- Passage shown
# Summary of “Neural Networks for Machine Learning by Geoffrey Hinton”

• Activation function
• Logistic neurons
• $y=\frac{1}{1+e^{-z}}$
• $\frac{dy}{dz}=y(1-y)$
• The softmax function
• General tricks
• Dropout (See more at https://arxiv.org/abs/1207.0580)
• A useful way to regularize the net.
• Details: randomly remove some hidden units in a layer for each training example
• Advantage: It stops hidden units from relying too much on other hidden units
• Tricks to speed up the learning procedure (See more at http://ruder.io/optimizing-gradient-descent/)
1. Use momentum
• $v(t) = \alpha v(t-1)-\varepsilon \frac{\partial E}{\partial w}(t)$
• \begin{aligned}\Delta w(t) & = v(t)\\ & = \alpha v(t – 1) – \varepsilon \frac{\partial E}{\partial w}(t)\\ & = \alpha \Delta w(t – 1) – \varepsilon \frac{\partial E}{\partial w}(t) \end{aligned}
2. Use separate adaptive learning rates for each parameter
• $\Delta w_{i,j} = -\varepsilon g_{i,j} \frac{\partial E}{\partial w_{i,j}}$
• $g_{i, j} = \begin{cases}g_{i,j}(t – 1) + \delta & \frac{\partial E}{\partial w_{i,j}}(t)\frac{\partial E}{\partial w_{i,j}}(t – 1) > 0 \\ g_{i,j}(t-1) \times \delta & otherwise\end{cases}$
• $\delta$ is a variable setted by hand ($0.05$ is usually a good choice)
• This method ensures that local learning rates increase when the gradients don’t change sign and decay rapidly when oscillations start
3. Use rmsprop
• $F(w, t) = \delta F(w, t – 1) + (1 – \delta)(\frac{\partial E}{\partial w})^2$
• $\Delta w = -\frac{\varepsilon}{\sqrt{F(w, t)}} \cdot \frac{\partial E}{\partial w}$
• $\delta$ is a variable setted by hand ($0.9$ is usually a good choice)
• Preventing overfitting
1. Get more data
2. Average many different models
3. Use Bayesian Approach
• Bayes Theorem: $P(A|B)=\frac{P(A)P(B|A)}{P(B)}$
• Deriving Bayes’ Theorem: $P(A|B)=\frac{P(AB)}{P(B)}=\frac{P(A)P(B|A)}{P(B)}$
• Understanding
• Let $P(A)$ be the prior probability, assuming that we already know the prior distribution.
• Then we get a new data $B$, so we can compute $P(B|A)$ as we already have prior distribution.
• After that, we use $P(B)$ to renormalize as $P(B) = \int\limits_A{P(B|A)P(A)}$.
• Finally, our posterior distribution $P(A|B)$ is $P(A|B)=\frac{P(A)P(B|A)}{P(B)}$.
• The Bayesian interpretation of weight decay
• Let $W$ be the set of weights in a network. We add Gaussian noise $\epsilon \sim N(0, \sigma_B^2)$ to the the output of the network, let $P(A|W)$ donate the probability we get the correct anwser $A$ after we add the noise to the output $B$ with weights $W$.

Stored records:
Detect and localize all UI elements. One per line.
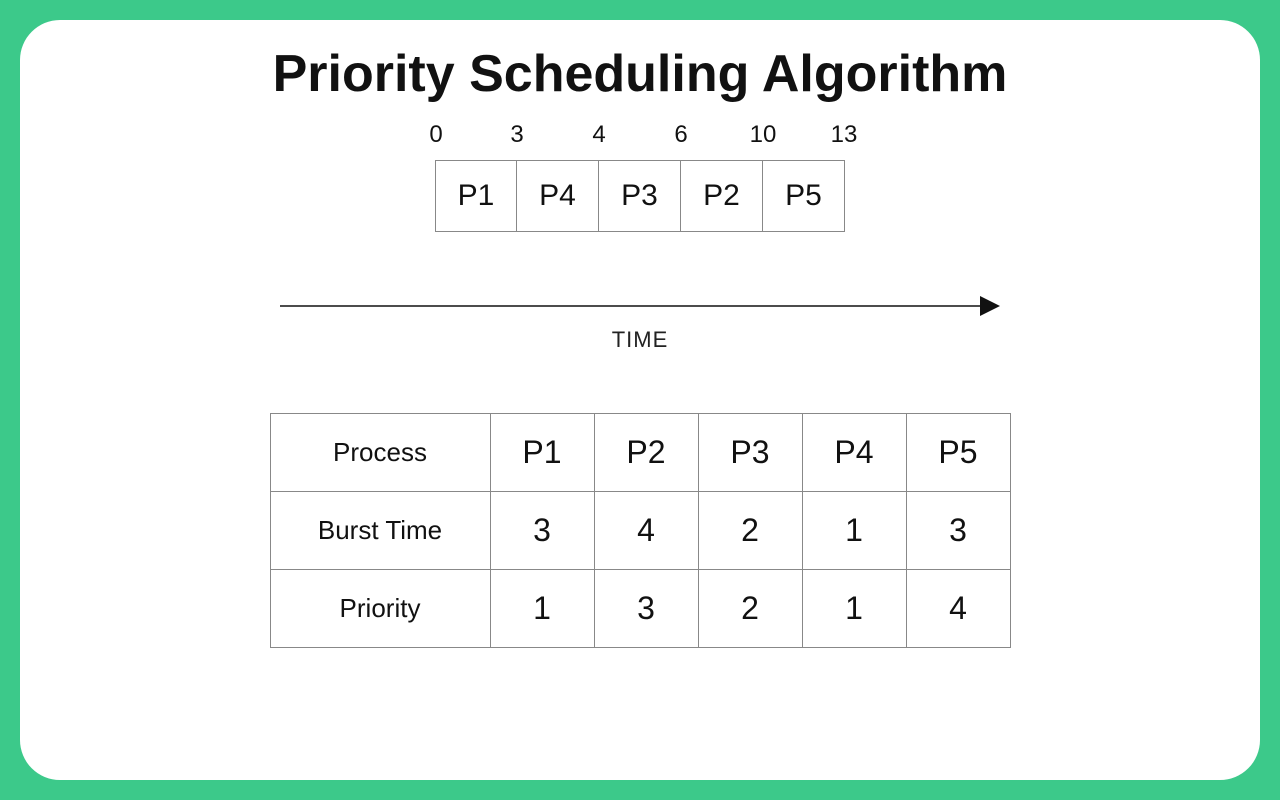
row-label: Process: [270, 414, 490, 492]
time-axis: TIME: [280, 292, 1000, 353]
gantt-tick: 4: [592, 121, 605, 149]
gantt-segment-label: P4: [539, 179, 576, 213]
gantt-segment: 3 P4: [517, 160, 599, 232]
table-row: Burst Time 3 4 2 1 3: [270, 492, 1010, 570]
gantt-segment: 10 P5 13: [763, 160, 845, 232]
gantt-tick: 10: [750, 121, 777, 149]
table-cell: 4: [594, 492, 698, 570]
gantt-segment-label: P1: [458, 179, 495, 213]
table-cell: P5: [906, 414, 1010, 492]
row-label: Burst Time: [270, 492, 490, 570]
process-table: Process P1 P2 P3 P4 P5 Burst Time 3 4 2 …: [270, 413, 1011, 648]
time-axis-label: TIME: [280, 327, 1000, 353]
row-label: Priority: [270, 570, 490, 648]
gantt-tick: 0: [429, 121, 442, 149]
table-cell: 3: [906, 492, 1010, 570]
gantt-tick: 6: [674, 121, 687, 149]
gantt-chart: 0 P1 3 P4 4 P3 6 P2 10 P5 13: [60, 160, 1220, 353]
table-cell: 2: [698, 570, 802, 648]
table-row: Process P1 P2 P3 P4 P5: [270, 414, 1010, 492]
table-row: Priority 1 3 2 1 4: [270, 570, 1010, 648]
table-cell: P4: [802, 414, 906, 492]
table-cell: 3: [490, 492, 594, 570]
diagram-card: Priority Scheduling Algorithm 0 P1 3 P4 …: [20, 20, 1260, 780]
table-cell: P1: [490, 414, 594, 492]
table-cell: 1: [490, 570, 594, 648]
gantt-segment: 6 P2: [681, 160, 763, 232]
table-cell: P3: [698, 414, 802, 492]
table-cell: 4: [906, 570, 1010, 648]
table-cell: 1: [802, 492, 906, 570]
page-title: Priority Scheduling Algorithm: [60, 44, 1220, 104]
gantt-tick: 3: [510, 121, 523, 149]
table-cell: 1: [802, 570, 906, 648]
gantt-segment-label: P3: [621, 179, 658, 213]
table-cell: 2: [698, 492, 802, 570]
table-cell: P2: [594, 414, 698, 492]
gantt-segment: 0 P1: [435, 160, 517, 232]
gantt-segment-label: P5: [785, 179, 822, 213]
gantt-segment: 4 P3: [599, 160, 681, 232]
arrow-icon: [280, 292, 1000, 320]
gantt-segment-label: P2: [703, 179, 740, 213]
gantt-row: 0 P1 3 P4 4 P3 6 P2 10 P5 13: [435, 160, 845, 232]
table-cell: 3: [594, 570, 698, 648]
gantt-tick-end: 13: [831, 121, 858, 149]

- Things to do
[1] Please reproduce the stretch of the neural network course summary from "# Summary of" through "more at https://arxiv.org/abs/1207.0580)".
[2] Translate this sentence from the neural network course summary into Spanish: "This method ensures that local learning rates increase when the gradients don’t change sign and decay rapidly when oscillations start."

- Set of answers
[1]
# Summary of “Neural Networks for Machine Learning by Geoffrey Hinton”

• Activation function
• Logistic neurons
• $y=\frac{1}{1+e^{-z}}$
• $\frac{dy}{dz}=y(1-y)$
• The softmax function
• General tricks
• Dropout (See more at https://arxiv.org/abs/1207.0580)

[2] Este método garantiza que las tasas de aprendizaje locales aumenten cuando los gradientes no cambian de signo y disminuyan rápidamente cuando comienzan las oscilaciones.